__EXERCISE AIM__
Copy every entry exactly.

__PROVIDED DATA__
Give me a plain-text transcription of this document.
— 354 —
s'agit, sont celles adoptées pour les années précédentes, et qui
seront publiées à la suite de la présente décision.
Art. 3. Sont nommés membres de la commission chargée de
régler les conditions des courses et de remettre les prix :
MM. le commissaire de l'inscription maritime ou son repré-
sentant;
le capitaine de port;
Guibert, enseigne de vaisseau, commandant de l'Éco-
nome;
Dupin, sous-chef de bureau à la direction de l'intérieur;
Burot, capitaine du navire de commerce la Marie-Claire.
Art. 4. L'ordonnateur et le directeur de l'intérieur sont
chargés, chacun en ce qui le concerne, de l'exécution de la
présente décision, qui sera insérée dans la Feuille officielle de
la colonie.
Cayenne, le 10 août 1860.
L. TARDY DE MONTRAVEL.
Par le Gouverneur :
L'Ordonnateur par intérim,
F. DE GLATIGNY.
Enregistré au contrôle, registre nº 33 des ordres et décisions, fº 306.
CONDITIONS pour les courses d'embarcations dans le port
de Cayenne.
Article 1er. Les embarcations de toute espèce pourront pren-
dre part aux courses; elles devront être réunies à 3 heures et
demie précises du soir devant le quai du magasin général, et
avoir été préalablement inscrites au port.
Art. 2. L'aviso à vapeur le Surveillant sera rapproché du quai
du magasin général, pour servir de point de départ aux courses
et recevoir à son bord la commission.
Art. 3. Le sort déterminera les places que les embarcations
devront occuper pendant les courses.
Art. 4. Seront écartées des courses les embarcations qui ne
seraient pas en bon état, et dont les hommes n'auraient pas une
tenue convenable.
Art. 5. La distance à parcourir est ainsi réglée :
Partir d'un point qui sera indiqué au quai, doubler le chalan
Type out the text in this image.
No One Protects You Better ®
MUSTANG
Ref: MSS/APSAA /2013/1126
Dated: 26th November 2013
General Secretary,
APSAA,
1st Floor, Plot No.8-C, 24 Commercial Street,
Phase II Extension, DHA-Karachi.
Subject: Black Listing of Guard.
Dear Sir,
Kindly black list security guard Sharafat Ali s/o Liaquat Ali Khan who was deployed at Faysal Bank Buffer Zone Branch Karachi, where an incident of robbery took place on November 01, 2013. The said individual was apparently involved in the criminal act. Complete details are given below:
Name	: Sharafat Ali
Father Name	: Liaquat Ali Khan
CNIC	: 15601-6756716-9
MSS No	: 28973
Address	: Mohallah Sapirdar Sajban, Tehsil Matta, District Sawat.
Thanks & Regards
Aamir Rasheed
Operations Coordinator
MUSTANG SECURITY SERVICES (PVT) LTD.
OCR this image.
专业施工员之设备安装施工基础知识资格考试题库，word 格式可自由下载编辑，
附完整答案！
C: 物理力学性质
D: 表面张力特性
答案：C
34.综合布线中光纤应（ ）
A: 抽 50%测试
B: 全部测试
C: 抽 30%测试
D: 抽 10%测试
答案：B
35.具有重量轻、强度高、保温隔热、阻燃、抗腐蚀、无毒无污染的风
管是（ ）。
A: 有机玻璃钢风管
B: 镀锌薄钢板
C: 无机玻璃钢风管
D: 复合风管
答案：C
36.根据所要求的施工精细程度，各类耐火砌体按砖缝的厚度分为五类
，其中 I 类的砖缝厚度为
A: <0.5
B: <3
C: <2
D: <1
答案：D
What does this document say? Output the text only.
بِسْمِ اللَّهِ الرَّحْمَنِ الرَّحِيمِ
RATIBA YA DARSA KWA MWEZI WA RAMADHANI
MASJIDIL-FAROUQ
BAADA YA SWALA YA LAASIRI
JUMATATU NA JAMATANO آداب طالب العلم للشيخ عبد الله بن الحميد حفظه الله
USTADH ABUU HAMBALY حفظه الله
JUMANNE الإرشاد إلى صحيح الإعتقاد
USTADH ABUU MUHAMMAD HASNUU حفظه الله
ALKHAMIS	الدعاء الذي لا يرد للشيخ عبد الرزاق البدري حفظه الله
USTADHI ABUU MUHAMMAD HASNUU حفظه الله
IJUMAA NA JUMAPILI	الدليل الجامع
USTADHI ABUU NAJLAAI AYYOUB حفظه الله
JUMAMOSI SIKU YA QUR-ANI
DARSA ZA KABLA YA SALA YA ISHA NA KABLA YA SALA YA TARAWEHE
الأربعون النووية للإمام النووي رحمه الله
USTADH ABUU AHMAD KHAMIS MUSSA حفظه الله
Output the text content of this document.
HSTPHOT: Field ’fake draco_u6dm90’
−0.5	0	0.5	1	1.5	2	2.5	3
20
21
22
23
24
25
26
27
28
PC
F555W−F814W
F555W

__SOLVED EXERCISE__
Give me a plain-text transcription of this document.
— 354 —
s'agit, sont celles adoptées pour les années précédentes, et qui
seront publiées à la suite de la présente décision.
Art. 3. Sont nommés membres de la commission chargée de
régler les conditions des courses et de remettre les prix :
MM. le commissaire de l'inscription maritime ou son repré-
sentant;
le capitaine de port;
Guibert, enseigne de vaisseau, commandant de l'Éco-
nome;
Dupin, sous-chef de bureau à la direction de l'intérieur;
Burot, capitaine du navire de commerce la Marie-Claire.
Art. 4. L'ordonnateur et le directeur de l'intérieur sont
chargés, chacun en ce qui le concerne, de l'exécution de la
présente décision, qui sera insérée dans la Feuille officielle de
la colonie.
Cayenne, le 10 août 1860.
L. TARDY DE MONTRAVEL.
Par le Gouverneur :
L'Ordonnateur par intérim,
F. DE GLATIGNY.
Enregistré au contrôle, registre nº 33 des ordres et décisions, fº 306.
CONDITIONS pour les courses d'embarcations dans le port
de Cayenne.
Article 1er. Les embarcations de toute espèce pourront pren-
dre part aux courses; elles devront être réunies à 3 heures et
demie précises du soir devant le quai du magasin général, et
avoir été préalablement inscrites au port.
Art. 2. L'aviso à vapeur le Surveillant sera rapproché du quai
du magasin général, pour servir de point de départ aux courses
et recevoir à son bord la commission.
Art. 3. Le sort déterminera les places que les embarcations
devront occuper pendant les courses.
Art. 4. Seront écartées des courses les embarcations qui ne
seraient pas en bon état, et dont les hommes n'auraient pas une
tenue convenable.
Art. 5. La distance à parcourir est ainsi réglée :
Partir d'un point qui sera indiqué au quai, doubler le chalan
Type out the text in this image.
No One Protects You Better ®
MUSTANG
Ref: MSS/APSAA /2013/1126
Dated: 26th November 2013
General Secretary,
APSAA,
1st Floor, Plot No.8-C, 24 Commercial Street,
Phase II Extension, DHA-Karachi.
Subject: Black Listing of Guard.
Dear Sir,
Kindly black list security guard Sharafat Ali s/o Liaquat Ali Khan who was deployed at Faysal Bank Buffer Zone Branch Karachi, where an incident of robbery took place on November 01, 2013. The said individual was apparently involved in the criminal act. Complete details are given below:
Name	: Sharafat Ali
Father Name	: Liaquat Ali Khan
CNIC	: 15601-6756716-9
MSS No	: 28973
Address	: Mohallah Sapirdar Sajban, Tehsil Matta, District Sawat.
Thanks & Regards
Aamir Rasheed
Operations Coordinator
MUSTANG SECURITY SERVICES (PVT) LTD.
OCR this image.
专业施工员之设备安装施工基础知识资格考试题库，word 格式可自由下载编辑，
附完整答案！
C: 物理力学性质
D: 表面张力特性
答案：C
34.综合布线中光纤应（ ）
A: 抽 50%测试
B: 全部测试
C: 抽 30%测试
D: 抽 10%测试
答案：B
35.具有重量轻、强度高、保温隔热、阻燃、抗腐蚀、无毒无污染的风
管是（ ）。
A: 有机玻璃钢风管
B: 镀锌薄钢板
C: 无机玻璃钢风管
D: 复合风管
答案：C
36.根据所要求的施工精细程度，各类耐火砌体按砖缝的厚度分为五类
，其中 I 类的砖缝厚度为
A: <0.5
B: <3
C: <2
D: <1
答案：D
What does this document say? Output the text only.
بِسْمِ اللَّهِ الرَّحْمَنِ الرَّحِيمِ
RATIBA YA DARSA KWA MWEZI WA RAMADHANI
MASJIDIL-FAROUQ
BAADA YA SWALA YA LAASIRI
JUMATATU NA JAMATANO آداب طالب العلم للشيخ عبد الله بن الحميد حفظه الله
USTADH ABUU HAMBALY حفظه الله
JUMANNE الإرشاد إلى صحيح الإعتقاد
USTADH ABUU MUHAMMAD HASNUU حفظه الله
ALKHAMIS	الدعاء الذي لا يرد للشيخ عبد الرزاق البدري حفظه الله
USTADHI ABUU MUHAMMAD HASNUU حفظه الله
IJUMAA NA JUMAPILI	الدليل الجامع
USTADHI ABUU NAJLAAI AYYOUB حفظه الله
JUMAMOSI SIKU YA QUR-ANI
DARSA ZA KABLA YA SALA YA ISHA NA KABLA YA SALA YA TARAWEHE
الأربعون النووية للإمام النووي رحمه الله
USTADH ABUU AHMAD KHAMIS MUSSA حفظه الله
Output the text content of this document.
HSTPHOT: Field ’fake draco_u6dm90’
−0.5	0	0.5	1	1.5	2	2.5	3
20
21
22
23
24
25
26
27
28
PC
F555W−F814W
F555W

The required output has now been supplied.